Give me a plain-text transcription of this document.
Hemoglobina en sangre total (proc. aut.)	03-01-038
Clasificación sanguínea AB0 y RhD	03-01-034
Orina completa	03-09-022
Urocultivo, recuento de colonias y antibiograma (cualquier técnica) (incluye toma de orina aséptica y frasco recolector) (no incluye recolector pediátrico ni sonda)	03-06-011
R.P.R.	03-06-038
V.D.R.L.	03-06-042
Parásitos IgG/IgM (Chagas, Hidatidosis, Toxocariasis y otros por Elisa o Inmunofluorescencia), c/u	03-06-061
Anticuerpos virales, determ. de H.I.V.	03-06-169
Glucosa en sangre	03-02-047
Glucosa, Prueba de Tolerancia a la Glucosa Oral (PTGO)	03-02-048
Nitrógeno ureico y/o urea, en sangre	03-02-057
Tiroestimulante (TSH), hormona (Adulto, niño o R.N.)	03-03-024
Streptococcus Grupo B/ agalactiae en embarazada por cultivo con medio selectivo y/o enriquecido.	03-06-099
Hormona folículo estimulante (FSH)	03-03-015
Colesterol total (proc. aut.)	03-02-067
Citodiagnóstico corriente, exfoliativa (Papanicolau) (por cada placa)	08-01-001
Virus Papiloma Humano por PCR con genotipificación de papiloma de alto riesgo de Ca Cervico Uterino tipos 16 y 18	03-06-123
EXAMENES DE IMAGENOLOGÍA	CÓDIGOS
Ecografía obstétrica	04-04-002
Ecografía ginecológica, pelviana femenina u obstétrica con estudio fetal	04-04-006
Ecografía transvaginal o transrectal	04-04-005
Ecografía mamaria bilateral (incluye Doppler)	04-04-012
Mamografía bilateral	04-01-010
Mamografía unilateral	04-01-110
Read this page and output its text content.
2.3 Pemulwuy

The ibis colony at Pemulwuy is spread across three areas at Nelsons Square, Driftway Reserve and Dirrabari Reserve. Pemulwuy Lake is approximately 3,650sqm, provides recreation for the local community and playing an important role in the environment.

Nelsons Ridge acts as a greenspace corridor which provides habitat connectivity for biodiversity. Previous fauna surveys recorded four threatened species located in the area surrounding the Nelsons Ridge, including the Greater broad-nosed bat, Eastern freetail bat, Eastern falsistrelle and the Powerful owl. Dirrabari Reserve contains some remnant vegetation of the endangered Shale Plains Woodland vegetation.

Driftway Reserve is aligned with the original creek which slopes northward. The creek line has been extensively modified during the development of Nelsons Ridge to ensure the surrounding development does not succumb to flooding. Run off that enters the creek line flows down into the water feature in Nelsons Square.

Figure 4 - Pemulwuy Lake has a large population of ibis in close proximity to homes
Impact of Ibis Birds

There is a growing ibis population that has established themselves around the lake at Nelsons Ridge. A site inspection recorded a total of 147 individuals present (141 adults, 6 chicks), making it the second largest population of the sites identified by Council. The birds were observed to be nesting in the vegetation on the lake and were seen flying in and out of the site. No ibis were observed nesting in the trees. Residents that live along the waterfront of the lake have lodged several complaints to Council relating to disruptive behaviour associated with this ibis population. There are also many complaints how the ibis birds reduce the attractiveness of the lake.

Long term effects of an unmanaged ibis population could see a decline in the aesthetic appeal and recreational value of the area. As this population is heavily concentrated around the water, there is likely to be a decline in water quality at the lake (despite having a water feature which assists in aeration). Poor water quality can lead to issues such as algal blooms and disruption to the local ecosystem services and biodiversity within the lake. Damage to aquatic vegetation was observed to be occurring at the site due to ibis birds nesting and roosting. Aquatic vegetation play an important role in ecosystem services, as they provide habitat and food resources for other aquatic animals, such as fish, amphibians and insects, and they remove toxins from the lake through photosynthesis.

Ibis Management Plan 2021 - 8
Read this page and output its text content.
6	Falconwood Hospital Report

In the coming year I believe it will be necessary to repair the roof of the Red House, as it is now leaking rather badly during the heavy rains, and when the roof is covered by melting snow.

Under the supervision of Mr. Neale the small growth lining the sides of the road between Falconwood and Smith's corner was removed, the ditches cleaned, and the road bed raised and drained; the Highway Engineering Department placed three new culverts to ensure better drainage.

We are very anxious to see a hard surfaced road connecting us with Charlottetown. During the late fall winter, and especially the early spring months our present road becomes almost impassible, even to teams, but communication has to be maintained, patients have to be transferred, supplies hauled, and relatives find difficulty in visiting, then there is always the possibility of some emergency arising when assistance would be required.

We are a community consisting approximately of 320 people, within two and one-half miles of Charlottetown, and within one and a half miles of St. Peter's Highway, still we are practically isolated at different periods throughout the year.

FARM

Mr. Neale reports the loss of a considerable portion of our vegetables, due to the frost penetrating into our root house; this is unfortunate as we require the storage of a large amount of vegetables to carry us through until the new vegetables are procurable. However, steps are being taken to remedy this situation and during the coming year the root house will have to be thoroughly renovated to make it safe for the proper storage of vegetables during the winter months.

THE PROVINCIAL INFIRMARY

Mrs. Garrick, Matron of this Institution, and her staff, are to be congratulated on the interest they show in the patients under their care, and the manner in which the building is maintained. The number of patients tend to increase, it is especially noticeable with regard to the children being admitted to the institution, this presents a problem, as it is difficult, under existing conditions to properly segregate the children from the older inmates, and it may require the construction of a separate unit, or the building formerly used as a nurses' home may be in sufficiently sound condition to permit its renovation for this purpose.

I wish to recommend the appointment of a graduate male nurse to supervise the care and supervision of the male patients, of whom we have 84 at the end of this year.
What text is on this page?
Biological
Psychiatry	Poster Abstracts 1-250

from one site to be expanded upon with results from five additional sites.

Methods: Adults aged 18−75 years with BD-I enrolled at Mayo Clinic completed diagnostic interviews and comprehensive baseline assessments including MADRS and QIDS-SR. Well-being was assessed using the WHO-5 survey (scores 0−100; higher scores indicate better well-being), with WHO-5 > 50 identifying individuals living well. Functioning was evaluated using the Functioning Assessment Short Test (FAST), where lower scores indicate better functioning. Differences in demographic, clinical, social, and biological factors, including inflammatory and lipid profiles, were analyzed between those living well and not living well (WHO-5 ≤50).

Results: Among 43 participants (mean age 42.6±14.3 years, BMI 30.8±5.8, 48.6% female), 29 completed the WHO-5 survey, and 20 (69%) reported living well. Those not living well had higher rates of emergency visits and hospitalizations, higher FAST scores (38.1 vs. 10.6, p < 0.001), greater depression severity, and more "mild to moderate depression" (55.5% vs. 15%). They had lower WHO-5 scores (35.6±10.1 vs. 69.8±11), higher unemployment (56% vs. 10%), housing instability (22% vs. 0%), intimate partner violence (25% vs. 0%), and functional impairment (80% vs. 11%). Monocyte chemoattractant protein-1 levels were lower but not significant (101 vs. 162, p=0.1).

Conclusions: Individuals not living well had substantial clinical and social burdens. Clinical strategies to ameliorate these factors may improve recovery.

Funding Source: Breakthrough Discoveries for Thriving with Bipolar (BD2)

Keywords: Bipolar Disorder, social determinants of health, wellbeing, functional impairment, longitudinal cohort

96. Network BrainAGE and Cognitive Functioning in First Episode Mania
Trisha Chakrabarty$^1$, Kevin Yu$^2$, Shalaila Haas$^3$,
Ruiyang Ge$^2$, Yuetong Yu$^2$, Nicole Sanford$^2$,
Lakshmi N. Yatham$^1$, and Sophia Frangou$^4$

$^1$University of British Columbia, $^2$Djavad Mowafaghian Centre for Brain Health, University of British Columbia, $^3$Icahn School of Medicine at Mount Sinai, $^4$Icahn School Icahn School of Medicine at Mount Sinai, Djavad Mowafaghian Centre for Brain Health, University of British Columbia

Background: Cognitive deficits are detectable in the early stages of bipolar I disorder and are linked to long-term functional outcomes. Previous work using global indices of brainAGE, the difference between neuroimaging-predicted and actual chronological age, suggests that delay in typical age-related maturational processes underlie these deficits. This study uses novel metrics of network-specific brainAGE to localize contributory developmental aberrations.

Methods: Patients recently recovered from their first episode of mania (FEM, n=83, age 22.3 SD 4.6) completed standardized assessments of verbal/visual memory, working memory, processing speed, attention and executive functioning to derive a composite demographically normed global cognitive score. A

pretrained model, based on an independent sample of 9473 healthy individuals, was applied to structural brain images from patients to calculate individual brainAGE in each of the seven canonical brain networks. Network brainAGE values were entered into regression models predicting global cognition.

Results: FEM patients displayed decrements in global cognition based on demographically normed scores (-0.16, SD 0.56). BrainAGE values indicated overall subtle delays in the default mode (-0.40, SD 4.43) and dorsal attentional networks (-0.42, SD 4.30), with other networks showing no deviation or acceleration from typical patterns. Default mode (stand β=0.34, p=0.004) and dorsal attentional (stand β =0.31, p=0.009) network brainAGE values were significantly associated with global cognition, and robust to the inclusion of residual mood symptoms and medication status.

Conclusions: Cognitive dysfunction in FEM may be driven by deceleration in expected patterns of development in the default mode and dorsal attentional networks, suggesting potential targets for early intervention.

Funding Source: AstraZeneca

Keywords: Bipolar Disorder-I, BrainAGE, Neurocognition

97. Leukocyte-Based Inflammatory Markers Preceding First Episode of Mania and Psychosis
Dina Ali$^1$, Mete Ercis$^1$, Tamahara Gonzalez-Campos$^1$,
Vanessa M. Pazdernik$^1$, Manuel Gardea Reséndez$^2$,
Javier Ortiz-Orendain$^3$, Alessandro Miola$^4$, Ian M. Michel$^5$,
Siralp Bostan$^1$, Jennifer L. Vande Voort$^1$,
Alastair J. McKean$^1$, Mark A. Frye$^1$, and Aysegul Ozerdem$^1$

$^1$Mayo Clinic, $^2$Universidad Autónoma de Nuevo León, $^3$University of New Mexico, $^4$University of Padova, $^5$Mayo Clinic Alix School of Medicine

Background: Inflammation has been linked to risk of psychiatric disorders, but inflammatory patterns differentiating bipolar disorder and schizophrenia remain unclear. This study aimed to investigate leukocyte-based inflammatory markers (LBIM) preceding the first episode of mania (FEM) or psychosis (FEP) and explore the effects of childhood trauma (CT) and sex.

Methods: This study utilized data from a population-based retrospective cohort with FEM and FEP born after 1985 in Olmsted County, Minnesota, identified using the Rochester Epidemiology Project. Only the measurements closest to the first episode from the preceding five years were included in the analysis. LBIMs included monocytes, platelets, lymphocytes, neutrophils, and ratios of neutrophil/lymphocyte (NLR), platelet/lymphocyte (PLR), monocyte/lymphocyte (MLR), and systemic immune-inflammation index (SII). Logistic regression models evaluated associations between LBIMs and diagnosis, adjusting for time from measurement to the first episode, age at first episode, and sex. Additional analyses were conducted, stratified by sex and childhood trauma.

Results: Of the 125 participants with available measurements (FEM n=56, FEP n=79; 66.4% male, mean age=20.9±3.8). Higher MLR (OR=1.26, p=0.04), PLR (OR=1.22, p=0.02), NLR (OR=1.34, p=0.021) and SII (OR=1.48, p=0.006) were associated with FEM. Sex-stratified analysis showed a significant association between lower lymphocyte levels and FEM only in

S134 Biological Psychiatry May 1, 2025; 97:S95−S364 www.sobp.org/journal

Work instruction |
Extract all lines of the records above that include "Driftway".

Answer for the task |
The ibis colony at Pemulwuy is spread across three areas at Nelsons Square, Driftway Reserve and Dirrabari Reserve. Pemulwuy Lake is approximately 3,650sqm, provides recreation for the local community and playing an important role in the environment.
Driftway Reserve is aligned with the original creek which slopes northward. The creek line has been extensively modified during the development of Nelsons Ridge to ensure the surrounding development does not succumb to flooding. Run off that enters the creek line flows down into the water feature in Nelsons Square.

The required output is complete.